WRITTEN INSTRUCTION = Look for the string "Australians" in the lines and copy each line that has it.

Figure contents as structured data =
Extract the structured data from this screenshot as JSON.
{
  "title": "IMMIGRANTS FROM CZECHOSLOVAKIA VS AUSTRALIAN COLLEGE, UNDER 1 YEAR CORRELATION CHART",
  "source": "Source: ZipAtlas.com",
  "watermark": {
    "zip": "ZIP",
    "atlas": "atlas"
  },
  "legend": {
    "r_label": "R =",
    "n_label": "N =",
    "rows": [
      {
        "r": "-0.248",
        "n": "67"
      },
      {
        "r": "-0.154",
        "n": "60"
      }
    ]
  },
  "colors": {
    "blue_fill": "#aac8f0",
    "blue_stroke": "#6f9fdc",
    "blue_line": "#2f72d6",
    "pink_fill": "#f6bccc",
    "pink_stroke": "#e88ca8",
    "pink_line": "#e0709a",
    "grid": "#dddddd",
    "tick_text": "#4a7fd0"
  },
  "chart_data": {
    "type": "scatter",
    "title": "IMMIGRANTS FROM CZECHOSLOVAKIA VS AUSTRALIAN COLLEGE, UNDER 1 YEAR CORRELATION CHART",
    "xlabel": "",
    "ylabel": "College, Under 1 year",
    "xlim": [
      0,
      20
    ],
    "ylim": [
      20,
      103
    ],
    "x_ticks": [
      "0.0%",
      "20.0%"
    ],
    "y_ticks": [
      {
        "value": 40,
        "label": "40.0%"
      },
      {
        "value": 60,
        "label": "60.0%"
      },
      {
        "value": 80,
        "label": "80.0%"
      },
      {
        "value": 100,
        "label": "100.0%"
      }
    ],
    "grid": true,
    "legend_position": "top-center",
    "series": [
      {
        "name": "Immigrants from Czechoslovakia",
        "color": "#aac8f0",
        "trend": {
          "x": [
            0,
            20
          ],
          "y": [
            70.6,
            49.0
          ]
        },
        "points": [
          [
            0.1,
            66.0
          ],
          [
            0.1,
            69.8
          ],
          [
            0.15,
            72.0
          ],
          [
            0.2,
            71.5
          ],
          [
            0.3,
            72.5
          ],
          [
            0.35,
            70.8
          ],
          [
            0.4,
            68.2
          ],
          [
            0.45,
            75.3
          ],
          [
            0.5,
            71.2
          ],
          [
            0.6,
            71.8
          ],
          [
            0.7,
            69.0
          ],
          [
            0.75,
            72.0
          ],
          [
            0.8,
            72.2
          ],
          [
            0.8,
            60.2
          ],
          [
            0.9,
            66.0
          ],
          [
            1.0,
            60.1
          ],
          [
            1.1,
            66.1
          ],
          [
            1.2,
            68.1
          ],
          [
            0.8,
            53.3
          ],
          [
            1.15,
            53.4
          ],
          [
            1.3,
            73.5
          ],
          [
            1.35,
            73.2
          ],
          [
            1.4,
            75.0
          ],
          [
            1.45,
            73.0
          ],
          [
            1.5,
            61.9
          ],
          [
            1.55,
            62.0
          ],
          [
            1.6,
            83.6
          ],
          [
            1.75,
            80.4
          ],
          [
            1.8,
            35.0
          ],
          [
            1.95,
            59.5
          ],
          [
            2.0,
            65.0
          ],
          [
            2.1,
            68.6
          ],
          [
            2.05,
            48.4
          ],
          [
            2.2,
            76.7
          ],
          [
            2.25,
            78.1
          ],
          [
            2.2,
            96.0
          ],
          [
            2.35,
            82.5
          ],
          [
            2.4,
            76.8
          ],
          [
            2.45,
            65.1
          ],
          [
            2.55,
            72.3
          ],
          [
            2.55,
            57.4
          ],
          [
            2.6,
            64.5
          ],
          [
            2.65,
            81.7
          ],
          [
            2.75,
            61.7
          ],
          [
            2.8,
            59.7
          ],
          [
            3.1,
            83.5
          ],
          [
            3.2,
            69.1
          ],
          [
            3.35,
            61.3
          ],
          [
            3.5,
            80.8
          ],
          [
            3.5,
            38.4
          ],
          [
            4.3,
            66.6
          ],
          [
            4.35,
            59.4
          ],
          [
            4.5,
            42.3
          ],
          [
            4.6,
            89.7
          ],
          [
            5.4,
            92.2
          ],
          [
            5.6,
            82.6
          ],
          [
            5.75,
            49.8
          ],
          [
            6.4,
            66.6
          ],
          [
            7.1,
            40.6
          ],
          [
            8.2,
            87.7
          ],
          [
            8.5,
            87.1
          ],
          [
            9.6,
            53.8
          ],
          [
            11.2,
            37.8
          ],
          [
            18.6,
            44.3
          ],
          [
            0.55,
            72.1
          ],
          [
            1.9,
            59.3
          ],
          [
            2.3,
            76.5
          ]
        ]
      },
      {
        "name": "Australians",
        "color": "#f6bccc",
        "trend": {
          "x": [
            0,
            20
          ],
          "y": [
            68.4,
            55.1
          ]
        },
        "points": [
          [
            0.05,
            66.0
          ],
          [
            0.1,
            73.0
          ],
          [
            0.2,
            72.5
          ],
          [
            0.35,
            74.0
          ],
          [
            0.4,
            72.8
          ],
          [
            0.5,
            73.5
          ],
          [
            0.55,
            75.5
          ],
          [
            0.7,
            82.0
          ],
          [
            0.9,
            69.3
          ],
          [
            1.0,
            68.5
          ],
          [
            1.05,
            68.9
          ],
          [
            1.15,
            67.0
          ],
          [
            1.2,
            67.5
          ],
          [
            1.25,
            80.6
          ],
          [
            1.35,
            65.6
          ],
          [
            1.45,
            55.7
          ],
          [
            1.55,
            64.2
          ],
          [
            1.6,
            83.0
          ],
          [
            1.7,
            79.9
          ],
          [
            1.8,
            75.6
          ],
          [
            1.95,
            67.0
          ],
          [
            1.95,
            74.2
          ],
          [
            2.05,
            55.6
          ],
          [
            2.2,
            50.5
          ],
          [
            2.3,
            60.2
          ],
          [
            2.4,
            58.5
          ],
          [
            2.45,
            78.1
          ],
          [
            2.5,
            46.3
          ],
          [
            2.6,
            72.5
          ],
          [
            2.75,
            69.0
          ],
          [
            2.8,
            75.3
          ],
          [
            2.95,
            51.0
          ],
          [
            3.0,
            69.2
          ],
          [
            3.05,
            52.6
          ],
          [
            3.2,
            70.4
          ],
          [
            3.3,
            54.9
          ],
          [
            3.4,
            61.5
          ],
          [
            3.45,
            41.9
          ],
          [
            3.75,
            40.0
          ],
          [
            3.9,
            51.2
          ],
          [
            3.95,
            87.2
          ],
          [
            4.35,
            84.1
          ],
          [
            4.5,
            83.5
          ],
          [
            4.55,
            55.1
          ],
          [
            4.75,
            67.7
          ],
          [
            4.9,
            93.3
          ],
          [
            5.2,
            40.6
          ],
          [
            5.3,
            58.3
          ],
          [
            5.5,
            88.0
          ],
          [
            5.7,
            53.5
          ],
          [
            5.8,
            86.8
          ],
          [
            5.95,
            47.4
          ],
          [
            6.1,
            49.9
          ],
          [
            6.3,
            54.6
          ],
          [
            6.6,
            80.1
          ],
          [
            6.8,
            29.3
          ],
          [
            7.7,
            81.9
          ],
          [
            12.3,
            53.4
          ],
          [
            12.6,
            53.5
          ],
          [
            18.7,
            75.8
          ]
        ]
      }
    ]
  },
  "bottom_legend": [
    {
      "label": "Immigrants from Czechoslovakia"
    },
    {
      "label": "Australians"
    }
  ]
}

ANSWER TO THIS TASK =
        "name": "Australians",
      "label": "Australians"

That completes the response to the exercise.